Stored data
* Start *

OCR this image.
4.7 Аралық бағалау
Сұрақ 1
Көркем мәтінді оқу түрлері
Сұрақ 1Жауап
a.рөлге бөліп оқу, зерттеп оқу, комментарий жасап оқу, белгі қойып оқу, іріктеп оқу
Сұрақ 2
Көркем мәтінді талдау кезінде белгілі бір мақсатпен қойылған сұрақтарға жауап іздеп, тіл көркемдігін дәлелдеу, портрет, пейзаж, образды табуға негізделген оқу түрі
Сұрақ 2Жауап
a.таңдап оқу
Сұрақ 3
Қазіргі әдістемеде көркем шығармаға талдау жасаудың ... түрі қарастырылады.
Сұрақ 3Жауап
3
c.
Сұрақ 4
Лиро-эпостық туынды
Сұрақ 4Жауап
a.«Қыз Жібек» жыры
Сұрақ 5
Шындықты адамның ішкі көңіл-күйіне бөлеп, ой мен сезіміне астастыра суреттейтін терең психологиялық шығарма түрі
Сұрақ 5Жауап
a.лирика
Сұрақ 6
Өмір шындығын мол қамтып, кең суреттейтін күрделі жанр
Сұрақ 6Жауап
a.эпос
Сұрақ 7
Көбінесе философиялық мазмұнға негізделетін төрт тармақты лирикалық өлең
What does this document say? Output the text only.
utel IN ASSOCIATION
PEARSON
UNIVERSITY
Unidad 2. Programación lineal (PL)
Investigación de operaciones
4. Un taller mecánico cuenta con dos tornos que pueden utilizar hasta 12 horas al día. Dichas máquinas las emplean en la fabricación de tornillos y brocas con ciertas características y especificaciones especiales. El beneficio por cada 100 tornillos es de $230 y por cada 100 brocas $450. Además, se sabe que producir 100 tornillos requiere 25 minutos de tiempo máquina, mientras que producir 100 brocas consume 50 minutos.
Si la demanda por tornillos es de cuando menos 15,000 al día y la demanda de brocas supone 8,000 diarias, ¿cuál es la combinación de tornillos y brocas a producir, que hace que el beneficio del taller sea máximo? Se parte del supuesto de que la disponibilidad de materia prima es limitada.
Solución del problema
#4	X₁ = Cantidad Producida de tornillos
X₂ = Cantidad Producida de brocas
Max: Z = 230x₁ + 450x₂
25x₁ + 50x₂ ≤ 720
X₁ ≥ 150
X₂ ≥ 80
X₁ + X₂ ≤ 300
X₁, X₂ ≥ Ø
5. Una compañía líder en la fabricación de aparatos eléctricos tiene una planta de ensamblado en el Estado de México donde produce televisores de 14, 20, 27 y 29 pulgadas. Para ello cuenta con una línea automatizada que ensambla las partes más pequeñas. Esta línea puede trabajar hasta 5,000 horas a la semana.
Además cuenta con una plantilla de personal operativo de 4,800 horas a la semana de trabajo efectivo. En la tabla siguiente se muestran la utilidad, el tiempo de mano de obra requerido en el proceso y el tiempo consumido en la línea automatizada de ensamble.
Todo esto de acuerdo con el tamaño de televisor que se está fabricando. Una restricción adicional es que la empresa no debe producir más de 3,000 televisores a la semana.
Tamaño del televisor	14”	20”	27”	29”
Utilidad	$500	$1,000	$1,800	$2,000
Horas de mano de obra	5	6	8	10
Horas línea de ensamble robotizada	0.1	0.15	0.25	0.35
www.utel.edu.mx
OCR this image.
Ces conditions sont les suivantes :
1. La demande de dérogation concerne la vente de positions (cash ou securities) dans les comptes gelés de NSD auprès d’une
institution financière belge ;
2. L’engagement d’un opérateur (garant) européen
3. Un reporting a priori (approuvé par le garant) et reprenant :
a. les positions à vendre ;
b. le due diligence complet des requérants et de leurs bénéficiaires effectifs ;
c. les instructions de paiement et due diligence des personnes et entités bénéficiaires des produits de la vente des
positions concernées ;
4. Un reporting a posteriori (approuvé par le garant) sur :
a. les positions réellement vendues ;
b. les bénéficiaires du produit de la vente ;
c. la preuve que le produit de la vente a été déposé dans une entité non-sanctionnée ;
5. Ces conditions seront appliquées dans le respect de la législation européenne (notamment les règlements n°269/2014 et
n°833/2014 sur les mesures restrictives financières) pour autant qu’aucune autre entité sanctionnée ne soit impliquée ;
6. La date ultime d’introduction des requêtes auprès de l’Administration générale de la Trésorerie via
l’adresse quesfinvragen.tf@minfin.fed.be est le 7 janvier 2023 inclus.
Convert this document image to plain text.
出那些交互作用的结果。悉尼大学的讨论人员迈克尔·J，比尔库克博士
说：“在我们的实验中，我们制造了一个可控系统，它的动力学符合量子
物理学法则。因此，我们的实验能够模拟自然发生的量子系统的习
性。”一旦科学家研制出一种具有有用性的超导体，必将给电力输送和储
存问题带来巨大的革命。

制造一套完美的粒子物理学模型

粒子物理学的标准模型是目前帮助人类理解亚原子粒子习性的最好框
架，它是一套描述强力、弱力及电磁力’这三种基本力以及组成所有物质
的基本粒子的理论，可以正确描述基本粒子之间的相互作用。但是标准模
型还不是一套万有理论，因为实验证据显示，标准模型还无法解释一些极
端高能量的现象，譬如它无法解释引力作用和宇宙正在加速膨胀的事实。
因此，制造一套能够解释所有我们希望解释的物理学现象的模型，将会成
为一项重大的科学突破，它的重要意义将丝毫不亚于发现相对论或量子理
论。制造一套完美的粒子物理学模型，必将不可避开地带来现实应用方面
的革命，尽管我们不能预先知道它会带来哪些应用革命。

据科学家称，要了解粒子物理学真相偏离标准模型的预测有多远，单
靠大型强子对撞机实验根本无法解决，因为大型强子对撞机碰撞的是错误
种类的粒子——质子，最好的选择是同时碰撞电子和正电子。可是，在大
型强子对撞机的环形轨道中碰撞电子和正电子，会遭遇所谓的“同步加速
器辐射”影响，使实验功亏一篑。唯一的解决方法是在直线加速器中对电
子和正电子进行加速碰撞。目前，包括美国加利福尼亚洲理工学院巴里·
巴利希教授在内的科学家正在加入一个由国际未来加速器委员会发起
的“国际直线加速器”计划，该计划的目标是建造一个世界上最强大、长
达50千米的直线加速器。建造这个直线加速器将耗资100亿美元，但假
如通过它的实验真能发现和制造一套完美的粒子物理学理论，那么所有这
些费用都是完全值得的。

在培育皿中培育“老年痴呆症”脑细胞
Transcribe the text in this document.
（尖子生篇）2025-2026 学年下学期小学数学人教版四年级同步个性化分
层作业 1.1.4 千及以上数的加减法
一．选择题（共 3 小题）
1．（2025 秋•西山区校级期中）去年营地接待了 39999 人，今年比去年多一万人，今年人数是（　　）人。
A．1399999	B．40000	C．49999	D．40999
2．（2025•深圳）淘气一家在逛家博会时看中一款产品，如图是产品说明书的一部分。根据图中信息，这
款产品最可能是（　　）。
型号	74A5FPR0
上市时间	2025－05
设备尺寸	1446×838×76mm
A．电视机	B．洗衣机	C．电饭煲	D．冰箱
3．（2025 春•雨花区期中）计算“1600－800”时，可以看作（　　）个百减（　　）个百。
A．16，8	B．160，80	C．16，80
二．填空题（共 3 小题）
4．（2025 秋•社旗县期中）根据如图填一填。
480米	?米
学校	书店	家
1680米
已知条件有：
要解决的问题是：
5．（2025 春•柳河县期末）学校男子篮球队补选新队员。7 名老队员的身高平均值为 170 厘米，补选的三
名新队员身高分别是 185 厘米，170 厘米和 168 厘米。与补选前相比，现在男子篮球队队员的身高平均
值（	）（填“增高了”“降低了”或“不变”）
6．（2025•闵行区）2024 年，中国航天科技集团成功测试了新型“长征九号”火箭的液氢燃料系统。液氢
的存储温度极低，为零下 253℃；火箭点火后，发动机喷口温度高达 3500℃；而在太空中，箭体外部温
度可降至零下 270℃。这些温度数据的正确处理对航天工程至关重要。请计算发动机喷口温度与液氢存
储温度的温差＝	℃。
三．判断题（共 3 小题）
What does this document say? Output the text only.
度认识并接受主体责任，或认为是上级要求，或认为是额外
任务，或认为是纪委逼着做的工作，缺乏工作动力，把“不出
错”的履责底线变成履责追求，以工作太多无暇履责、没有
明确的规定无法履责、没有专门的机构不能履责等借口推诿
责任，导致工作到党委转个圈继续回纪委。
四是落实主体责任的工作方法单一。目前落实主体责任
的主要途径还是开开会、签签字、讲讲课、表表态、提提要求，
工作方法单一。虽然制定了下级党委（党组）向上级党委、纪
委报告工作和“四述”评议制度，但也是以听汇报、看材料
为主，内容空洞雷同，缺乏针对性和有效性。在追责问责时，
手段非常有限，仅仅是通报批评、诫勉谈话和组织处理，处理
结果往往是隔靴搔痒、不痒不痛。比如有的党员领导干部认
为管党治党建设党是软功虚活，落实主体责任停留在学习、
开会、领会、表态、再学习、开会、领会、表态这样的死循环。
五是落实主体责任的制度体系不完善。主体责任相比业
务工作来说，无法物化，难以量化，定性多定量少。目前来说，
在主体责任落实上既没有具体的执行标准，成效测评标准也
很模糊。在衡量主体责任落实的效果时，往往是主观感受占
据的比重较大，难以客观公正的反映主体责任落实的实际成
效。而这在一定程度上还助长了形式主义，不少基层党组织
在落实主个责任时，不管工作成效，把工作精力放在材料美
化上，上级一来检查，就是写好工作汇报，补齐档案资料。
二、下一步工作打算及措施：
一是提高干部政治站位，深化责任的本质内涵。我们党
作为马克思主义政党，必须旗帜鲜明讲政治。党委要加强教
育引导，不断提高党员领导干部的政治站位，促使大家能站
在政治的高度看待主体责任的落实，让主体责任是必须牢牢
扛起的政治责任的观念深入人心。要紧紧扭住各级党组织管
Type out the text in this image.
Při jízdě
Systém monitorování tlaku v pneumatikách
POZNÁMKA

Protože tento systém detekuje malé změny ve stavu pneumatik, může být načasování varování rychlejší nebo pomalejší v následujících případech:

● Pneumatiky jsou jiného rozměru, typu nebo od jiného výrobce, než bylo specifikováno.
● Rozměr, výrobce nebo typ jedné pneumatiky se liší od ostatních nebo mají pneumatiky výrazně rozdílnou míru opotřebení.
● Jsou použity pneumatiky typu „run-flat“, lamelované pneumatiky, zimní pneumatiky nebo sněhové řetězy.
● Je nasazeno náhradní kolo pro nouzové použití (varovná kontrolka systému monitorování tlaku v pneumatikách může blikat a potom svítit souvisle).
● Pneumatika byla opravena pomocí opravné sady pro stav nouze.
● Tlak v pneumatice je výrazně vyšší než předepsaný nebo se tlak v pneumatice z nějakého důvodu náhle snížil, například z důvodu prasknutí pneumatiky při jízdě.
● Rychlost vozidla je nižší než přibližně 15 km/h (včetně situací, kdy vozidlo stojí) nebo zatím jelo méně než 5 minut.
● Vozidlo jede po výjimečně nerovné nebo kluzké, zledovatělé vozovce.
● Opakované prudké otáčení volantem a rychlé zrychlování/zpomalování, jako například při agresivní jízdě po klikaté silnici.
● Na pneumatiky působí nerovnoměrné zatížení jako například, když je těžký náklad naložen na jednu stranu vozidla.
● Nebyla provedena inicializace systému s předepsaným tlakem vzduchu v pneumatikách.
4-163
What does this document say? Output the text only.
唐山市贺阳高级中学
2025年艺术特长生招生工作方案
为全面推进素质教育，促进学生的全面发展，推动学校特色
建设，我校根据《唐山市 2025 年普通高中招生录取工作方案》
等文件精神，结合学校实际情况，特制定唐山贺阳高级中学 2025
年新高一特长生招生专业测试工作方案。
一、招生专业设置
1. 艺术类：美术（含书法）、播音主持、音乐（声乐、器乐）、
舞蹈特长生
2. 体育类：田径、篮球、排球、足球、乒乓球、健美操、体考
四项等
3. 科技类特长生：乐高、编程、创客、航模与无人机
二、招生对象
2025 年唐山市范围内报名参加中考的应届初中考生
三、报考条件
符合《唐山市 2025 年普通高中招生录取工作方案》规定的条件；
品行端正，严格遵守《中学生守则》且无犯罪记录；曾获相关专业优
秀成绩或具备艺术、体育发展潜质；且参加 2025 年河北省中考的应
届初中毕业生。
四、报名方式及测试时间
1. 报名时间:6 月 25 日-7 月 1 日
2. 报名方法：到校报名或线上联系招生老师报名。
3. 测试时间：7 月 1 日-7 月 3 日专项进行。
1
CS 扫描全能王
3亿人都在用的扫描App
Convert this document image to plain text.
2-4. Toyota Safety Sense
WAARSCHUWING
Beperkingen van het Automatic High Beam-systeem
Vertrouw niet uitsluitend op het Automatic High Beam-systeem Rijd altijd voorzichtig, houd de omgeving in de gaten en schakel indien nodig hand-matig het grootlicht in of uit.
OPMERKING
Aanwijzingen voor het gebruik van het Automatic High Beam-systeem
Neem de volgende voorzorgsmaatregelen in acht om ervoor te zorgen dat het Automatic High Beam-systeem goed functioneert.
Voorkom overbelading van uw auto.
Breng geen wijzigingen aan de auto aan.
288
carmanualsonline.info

* End *

# What to produce:
Tell how many lines in the records above contain "může", giving the number and no other words.

# Exercise response:
2